Look below for the line with "Give me a plain-text", and from there restate every line word for word until the entries end.
== Supplied records
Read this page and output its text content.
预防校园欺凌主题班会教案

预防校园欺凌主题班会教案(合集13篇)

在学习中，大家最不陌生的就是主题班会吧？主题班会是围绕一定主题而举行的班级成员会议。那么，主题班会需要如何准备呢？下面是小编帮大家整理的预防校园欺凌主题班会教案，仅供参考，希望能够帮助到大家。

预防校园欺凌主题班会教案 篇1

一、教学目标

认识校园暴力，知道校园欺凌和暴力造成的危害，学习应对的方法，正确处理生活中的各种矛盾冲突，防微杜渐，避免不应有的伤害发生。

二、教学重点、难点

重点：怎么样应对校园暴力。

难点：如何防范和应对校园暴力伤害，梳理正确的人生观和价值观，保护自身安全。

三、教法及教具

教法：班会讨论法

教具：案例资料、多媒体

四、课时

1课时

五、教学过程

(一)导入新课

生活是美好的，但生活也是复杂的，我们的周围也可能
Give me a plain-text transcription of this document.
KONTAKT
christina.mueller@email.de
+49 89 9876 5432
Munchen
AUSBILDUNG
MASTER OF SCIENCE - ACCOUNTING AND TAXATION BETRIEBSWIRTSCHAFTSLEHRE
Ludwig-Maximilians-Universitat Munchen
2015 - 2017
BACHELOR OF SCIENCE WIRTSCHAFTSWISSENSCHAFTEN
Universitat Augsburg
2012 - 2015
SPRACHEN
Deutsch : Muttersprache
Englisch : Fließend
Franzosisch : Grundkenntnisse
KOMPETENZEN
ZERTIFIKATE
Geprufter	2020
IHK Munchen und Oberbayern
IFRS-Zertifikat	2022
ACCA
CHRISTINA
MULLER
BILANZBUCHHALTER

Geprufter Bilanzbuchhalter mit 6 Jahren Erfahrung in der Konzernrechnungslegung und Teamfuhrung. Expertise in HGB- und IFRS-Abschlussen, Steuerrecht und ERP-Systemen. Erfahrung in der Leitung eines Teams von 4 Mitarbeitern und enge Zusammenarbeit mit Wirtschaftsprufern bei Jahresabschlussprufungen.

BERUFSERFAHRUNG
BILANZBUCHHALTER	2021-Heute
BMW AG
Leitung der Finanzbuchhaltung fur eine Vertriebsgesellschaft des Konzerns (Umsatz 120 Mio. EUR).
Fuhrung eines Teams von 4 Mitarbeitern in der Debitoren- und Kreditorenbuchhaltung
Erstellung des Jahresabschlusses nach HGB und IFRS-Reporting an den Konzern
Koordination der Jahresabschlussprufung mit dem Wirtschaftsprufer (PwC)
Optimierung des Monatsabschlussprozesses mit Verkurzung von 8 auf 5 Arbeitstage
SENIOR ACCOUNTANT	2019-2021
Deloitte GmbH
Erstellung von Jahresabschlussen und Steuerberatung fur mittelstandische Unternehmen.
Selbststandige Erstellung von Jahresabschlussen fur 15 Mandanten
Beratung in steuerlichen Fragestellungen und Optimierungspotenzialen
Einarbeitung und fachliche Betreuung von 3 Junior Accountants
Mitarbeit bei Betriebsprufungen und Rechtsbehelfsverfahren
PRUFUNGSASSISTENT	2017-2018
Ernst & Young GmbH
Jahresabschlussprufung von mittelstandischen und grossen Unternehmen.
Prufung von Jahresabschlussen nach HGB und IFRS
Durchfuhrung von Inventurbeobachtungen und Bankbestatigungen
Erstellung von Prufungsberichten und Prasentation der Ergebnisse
====
- _Solution_
Give me a plain-text transcription of this document.
KONTAKT
christina.mueller@email.de
+49 89 9876 5432
Munchen
AUSBILDUNG
MASTER OF SCIENCE - ACCOUNTING AND TAXATION BETRIEBSWIRTSCHAFTSLEHRE
Ludwig-Maximilians-Universitat Munchen
2015 - 2017
BACHELOR OF SCIENCE WIRTSCHAFTSWISSENSCHAFTEN
Universitat Augsburg
2012 - 2015
SPRACHEN
Deutsch : Muttersprache
Englisch : Fließend
Franzosisch : Grundkenntnisse
KOMPETENZEN
ZERTIFIKATE
Geprufter	2020
IHK Munchen und Oberbayern
IFRS-Zertifikat	2022
ACCA
CHRISTINA
MULLER
BILANZBUCHHALTER

Geprufter Bilanzbuchhalter mit 6 Jahren Erfahrung in der Konzernrechnungslegung und Teamfuhrung. Expertise in HGB- und IFRS-Abschlussen, Steuerrecht und ERP-Systemen. Erfahrung in der Leitung eines Teams von 4 Mitarbeitern und enge Zusammenarbeit mit Wirtschaftsprufern bei Jahresabschlussprufungen.

BERUFSERFAHRUNG
BILANZBUCHHALTER	2021-Heute
BMW AG
Leitung der Finanzbuchhaltung fur eine Vertriebsgesellschaft des Konzerns (Umsatz 120 Mio. EUR).
Fuhrung eines Teams von 4 Mitarbeitern in der Debitoren- und Kreditorenbuchhaltung
Erstellung des Jahresabschlusses nach HGB und IFRS-Reporting an den Konzern
Koordination der Jahresabschlussprufung mit dem Wirtschaftsprufer (PwC)
Optimierung des Monatsabschlussprozesses mit Verkurzung von 8 auf 5 Arbeitstage
SENIOR ACCOUNTANT	2019-2021
Deloitte GmbH
Erstellung von Jahresabschlussen und Steuerberatung fur mittelstandische Unternehmen.
Selbststandige Erstellung von Jahresabschlussen fur 15 Mandanten
Beratung in steuerlichen Fragestellungen und Optimierungspotenzialen
Einarbeitung und fachliche Betreuung von 3 Junior Accountants
Mitarbeit bei Betriebsprufungen und Rechtsbehelfsverfahren
PRUFUNGSASSISTENT	2017-2018
Ernst & Young GmbH
Jahresabschlussprufung von mittelstandischen und grossen Unternehmen.
Prufung von Jahresabschlussen nach HGB und IFRS
Durchfuhrung von Inventurbeobachtungen und Bankbestatigungen
Erstellung von Prufungsberichten und Prasentation der Ergebnisse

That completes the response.